/---

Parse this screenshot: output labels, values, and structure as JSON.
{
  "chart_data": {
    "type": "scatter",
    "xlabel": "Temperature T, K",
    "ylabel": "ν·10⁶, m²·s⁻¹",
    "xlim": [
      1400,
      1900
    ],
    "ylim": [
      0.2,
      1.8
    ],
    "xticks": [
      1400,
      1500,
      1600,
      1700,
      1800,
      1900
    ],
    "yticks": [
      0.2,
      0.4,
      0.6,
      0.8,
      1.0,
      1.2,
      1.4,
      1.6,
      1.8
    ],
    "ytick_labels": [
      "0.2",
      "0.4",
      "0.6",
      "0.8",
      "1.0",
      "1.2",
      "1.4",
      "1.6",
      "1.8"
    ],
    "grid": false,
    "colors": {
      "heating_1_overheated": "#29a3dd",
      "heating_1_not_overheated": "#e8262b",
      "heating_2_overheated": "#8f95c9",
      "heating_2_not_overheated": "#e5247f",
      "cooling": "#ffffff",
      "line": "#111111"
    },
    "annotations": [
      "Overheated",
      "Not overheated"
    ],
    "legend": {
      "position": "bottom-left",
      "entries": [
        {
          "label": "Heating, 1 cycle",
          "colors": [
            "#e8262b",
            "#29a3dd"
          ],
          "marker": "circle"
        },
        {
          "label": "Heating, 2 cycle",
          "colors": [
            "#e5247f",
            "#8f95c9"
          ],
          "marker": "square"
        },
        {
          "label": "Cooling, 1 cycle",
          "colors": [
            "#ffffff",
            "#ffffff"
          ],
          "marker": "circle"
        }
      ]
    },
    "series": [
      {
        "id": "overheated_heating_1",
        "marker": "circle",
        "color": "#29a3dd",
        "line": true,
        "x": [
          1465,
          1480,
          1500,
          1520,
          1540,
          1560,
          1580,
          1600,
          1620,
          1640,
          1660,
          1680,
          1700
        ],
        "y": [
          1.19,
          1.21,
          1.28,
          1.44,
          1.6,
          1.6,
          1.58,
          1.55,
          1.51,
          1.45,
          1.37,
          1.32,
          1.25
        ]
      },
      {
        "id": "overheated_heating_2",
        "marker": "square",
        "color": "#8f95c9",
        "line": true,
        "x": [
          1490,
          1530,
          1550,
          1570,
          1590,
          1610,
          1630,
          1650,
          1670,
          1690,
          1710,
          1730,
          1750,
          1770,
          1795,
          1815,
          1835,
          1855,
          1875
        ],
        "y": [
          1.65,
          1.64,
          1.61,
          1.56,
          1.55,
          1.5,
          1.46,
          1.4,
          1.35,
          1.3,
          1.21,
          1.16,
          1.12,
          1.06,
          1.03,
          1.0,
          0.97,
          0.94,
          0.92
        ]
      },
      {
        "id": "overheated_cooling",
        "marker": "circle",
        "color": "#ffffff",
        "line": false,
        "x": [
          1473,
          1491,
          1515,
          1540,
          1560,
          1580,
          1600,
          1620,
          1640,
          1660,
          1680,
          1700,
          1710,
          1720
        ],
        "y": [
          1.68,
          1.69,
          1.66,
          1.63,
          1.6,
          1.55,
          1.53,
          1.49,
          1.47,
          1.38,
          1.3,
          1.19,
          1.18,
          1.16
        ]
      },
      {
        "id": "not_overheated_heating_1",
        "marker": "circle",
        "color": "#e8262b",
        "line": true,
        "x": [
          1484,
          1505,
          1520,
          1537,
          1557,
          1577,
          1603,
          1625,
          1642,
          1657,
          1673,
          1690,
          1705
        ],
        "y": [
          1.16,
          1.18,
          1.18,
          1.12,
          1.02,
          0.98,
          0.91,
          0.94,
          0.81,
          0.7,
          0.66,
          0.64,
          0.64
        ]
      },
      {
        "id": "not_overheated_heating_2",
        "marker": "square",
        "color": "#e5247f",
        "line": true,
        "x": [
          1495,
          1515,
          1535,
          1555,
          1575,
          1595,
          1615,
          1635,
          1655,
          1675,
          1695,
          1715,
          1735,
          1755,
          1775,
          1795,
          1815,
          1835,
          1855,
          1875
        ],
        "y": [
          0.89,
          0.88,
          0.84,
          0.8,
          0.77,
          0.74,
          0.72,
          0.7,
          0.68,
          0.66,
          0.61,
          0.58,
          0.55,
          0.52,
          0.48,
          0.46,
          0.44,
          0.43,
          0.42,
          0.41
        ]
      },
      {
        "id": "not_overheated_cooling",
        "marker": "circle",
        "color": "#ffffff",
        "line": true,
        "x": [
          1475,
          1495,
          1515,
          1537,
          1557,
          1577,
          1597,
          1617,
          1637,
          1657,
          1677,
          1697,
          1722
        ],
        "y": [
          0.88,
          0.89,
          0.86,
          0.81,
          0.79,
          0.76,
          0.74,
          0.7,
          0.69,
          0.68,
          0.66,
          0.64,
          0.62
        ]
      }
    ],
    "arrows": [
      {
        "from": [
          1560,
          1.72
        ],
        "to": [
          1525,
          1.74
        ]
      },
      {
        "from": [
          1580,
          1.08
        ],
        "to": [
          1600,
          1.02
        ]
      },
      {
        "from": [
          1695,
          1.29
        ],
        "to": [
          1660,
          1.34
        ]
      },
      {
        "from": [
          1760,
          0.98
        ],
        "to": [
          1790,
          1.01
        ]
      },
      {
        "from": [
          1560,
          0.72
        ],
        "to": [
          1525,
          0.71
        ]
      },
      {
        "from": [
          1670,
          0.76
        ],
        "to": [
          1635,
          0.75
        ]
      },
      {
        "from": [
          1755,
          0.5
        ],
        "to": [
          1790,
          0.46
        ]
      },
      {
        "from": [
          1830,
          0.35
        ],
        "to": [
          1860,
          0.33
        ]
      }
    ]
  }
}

\---

Gather up the lines that contain the word "ffffff".

● **Written answer**:
      "cooling": "#ffffff",
            "#ffffff",
            "#ffffff"
        "color": "#ffffff",
        "color": "#ffffff",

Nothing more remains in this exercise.